EXTRACTED ENTRIES ▸
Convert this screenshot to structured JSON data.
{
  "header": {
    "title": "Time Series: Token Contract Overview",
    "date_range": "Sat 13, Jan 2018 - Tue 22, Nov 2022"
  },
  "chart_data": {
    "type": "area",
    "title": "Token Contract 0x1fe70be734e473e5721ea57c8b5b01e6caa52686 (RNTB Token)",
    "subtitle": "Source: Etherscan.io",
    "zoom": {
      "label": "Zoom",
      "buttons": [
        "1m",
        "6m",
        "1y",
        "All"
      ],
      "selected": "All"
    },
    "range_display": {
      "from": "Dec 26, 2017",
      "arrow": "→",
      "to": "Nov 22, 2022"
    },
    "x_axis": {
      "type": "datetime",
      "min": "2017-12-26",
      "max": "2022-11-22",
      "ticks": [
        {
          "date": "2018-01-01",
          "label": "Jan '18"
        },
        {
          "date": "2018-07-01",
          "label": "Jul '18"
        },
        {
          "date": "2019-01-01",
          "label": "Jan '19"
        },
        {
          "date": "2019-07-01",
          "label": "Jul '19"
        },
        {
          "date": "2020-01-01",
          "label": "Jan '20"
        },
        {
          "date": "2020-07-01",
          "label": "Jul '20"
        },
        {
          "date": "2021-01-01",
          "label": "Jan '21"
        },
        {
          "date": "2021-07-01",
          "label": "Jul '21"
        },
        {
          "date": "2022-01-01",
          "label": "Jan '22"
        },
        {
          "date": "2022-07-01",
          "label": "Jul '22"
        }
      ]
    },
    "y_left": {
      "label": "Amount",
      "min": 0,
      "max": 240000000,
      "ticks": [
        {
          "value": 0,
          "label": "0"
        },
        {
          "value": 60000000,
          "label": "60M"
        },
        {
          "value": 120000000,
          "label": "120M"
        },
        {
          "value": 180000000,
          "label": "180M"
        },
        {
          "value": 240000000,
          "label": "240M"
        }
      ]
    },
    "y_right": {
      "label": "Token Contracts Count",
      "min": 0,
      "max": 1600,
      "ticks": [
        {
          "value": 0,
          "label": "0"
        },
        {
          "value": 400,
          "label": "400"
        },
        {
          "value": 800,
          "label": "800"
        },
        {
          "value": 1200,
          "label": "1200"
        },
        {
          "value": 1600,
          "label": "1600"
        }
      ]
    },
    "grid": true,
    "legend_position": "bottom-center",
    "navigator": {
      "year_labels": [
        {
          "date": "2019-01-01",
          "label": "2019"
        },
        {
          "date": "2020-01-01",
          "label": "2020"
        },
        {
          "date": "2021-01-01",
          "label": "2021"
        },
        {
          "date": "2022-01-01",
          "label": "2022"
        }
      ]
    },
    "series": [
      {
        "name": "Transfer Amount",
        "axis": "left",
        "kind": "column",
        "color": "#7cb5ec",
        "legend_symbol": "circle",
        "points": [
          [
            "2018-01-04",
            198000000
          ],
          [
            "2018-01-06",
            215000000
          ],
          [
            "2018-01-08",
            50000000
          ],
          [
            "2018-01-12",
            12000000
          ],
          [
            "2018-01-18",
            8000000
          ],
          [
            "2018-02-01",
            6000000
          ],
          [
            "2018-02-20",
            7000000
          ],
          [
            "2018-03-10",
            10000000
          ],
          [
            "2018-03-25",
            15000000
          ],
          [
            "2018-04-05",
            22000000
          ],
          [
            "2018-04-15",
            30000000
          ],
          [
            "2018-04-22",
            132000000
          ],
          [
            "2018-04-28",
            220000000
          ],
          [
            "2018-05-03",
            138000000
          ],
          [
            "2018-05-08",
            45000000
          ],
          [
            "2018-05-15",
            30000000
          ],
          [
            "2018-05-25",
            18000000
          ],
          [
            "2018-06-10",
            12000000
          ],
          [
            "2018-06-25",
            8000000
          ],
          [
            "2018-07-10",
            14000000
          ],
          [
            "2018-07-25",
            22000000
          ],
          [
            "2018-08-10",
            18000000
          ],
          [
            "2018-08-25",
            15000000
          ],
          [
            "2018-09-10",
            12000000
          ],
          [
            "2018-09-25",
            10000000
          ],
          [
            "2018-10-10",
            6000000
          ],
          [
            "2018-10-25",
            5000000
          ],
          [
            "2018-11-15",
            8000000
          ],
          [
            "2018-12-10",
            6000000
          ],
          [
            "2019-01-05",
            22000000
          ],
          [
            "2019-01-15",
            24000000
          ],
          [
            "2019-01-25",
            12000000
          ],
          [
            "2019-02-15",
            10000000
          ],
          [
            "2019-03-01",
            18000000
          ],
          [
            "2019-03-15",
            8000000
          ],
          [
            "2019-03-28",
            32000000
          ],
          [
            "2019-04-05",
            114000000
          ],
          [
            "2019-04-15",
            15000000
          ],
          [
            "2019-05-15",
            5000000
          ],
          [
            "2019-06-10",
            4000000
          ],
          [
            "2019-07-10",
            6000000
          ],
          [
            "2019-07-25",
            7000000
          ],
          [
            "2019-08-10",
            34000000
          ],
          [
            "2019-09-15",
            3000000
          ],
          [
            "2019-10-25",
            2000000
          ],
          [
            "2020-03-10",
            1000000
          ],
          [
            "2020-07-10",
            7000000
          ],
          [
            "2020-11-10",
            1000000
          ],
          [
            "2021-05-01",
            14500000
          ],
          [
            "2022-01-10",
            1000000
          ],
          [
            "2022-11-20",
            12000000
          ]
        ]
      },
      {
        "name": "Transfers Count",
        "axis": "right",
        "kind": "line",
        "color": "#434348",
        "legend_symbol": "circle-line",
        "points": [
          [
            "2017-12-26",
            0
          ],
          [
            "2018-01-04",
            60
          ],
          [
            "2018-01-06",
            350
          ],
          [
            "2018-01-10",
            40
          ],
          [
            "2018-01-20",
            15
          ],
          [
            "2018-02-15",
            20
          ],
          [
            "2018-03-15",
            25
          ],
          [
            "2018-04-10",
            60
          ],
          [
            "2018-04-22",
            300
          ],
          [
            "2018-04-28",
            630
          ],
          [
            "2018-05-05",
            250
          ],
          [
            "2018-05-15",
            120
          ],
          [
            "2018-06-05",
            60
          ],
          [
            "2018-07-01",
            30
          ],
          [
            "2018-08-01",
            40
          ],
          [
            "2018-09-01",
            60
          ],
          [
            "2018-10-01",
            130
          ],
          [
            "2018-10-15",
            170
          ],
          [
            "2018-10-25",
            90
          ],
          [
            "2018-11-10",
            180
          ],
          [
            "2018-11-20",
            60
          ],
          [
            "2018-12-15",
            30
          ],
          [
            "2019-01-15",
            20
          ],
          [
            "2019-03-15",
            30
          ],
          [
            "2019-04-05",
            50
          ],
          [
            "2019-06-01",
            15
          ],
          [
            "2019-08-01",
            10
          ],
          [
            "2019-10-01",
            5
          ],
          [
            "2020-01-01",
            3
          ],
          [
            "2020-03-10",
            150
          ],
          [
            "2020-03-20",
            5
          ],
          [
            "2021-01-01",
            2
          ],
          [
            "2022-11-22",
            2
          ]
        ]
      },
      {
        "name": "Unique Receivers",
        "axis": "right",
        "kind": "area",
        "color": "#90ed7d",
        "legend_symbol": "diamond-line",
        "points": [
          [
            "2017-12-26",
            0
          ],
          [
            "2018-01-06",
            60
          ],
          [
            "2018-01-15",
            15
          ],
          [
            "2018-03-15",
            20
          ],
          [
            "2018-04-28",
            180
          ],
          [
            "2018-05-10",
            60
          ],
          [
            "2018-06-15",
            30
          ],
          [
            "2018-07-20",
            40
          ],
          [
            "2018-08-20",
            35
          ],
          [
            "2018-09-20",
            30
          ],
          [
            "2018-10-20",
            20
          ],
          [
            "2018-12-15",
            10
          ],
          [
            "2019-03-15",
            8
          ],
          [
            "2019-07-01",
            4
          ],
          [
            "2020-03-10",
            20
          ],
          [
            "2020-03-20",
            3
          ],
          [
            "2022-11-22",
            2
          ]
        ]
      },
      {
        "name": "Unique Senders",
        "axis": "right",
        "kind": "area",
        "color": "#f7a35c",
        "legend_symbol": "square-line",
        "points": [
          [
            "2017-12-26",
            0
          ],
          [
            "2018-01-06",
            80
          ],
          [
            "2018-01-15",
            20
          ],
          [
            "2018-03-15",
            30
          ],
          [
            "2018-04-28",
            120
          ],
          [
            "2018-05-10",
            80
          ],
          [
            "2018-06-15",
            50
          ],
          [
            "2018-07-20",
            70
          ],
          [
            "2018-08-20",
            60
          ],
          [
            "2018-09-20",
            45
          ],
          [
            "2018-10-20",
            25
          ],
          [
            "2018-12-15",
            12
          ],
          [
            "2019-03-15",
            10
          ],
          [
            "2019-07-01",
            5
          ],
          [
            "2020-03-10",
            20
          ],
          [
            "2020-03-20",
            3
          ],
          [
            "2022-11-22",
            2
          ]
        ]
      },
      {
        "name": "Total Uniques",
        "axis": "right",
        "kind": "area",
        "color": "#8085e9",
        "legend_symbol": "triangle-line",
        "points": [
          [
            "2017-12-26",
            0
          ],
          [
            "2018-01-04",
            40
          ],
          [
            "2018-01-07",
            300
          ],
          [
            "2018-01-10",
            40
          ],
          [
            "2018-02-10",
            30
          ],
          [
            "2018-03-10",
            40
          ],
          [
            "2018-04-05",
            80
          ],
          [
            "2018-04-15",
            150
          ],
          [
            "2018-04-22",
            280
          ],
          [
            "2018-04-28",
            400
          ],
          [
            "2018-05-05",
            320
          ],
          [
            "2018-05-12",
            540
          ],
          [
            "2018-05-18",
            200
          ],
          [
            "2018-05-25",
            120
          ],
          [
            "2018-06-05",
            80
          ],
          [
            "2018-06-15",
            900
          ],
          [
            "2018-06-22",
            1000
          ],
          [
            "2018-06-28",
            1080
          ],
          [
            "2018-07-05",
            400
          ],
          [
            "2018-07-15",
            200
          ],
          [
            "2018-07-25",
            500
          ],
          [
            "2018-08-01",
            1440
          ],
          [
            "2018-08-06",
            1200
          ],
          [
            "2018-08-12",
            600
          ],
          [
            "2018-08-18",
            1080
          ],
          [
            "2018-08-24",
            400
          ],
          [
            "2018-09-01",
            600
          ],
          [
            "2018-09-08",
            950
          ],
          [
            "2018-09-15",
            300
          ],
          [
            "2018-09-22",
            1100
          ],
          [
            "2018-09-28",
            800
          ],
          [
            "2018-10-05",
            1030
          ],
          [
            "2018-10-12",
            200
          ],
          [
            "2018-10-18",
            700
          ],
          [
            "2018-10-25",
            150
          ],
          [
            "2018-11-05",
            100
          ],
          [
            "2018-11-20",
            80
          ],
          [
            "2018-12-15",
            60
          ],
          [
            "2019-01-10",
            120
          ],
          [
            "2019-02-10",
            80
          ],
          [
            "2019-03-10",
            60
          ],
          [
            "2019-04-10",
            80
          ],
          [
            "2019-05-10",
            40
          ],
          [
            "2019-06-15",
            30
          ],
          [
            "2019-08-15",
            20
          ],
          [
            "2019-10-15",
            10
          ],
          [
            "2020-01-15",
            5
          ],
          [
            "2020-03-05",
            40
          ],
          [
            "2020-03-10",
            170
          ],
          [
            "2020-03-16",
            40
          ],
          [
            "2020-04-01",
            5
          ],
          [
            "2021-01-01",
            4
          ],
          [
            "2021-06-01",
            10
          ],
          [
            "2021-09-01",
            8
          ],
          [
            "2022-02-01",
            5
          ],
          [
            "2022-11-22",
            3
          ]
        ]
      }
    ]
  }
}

SET PROBLEM ▸
Look through the data above. Copy every line with the string "name" in it.

WRITTEN RESPONSE ▸
        "name": "Transfer Amount",
        "name": "Transfers Count",
        "name": "Unique Receivers",
        "name": "Unique Senders",
        "name": "Total Uniques",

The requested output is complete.